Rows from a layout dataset
══════════════════════════════

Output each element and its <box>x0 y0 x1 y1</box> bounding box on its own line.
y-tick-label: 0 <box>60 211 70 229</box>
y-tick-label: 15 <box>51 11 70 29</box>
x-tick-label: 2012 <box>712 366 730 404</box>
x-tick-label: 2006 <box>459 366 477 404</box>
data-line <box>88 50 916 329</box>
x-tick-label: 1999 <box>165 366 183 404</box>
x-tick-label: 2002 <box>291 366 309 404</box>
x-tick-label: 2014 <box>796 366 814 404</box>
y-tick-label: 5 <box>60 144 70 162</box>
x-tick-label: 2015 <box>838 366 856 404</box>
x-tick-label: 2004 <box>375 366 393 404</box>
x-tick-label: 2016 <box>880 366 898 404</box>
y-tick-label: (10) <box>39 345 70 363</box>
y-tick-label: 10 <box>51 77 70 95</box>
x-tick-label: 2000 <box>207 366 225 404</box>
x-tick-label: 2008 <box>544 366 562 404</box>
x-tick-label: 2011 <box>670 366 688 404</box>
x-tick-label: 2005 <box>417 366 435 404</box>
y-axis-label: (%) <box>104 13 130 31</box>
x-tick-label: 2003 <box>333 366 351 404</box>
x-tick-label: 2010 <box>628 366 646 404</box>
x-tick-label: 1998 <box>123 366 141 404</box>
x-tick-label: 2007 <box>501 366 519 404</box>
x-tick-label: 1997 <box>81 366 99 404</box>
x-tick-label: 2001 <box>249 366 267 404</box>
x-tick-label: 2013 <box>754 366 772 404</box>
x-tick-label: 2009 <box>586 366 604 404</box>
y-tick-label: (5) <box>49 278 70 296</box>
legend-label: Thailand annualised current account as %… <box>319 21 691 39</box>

══════════════════════════════

(Exercise instructions) Could you copy out everything from the start of the items down to the line containing "x-tick-label: 2009 <box>586 366 604 404</box>", word for word, with both ends included?

(The output)
Output each element and its <box>x0 y0 x1 y1</box> bounding box on its own line.
y-tick-label: 0 <box>60 211 70 229</box>
y-tick-label: 15 <box>51 11 70 29</box>
x-tick-label: 2012 <box>712 366 730 404</box>
x-tick-label: 2006 <box>459 366 477 404</box>
data-line <box>88 50 916 329</box>
x-tick-label: 1999 <box>165 366 183 404</box>
x-tick-label: 2002 <box>291 366 309 404</box>
x-tick-label: 2014 <box>796 366 814 404</box>
y-tick-label: 5 <box>60 144 70 162</box>
x-tick-label: 2015 <box>838 366 856 404</box>
x-tick-label: 2004 <box>375 366 393 404</box>
x-tick-label: 2016 <box>880 366 898 404</box>
y-tick-label: (10) <box>39 345 70 363</box>
y-tick-label: 10 <box>51 77 70 95</box>
x-tick-label: 2000 <box>207 366 225 404</box>
x-tick-label: 2008 <box>544 366 562 404</box>
x-tick-label: 2011 <box>670 366 688 404</box>
x-tick-label: 2005 <box>417 366 435 404</box>
y-axis-label: (%) <box>104 13 130 31</box>
x-tick-label: 2003 <box>333 366 351 404</box>
x-tick-label: 2010 <box>628 366 646 404</box>
x-tick-label: 1998 <box>123 366 141 404</box>
x-tick-label: 2007 <box>501 366 519 404</box>
x-tick-label: 1997 <box>81 366 99 404</box>
x-tick-label: 2001 <box>249 366 267 404</box>
x-tick-label: 2013 <box>754 366 772 404</box>
x-tick-label: 2009 <box>586 366 604 404</box>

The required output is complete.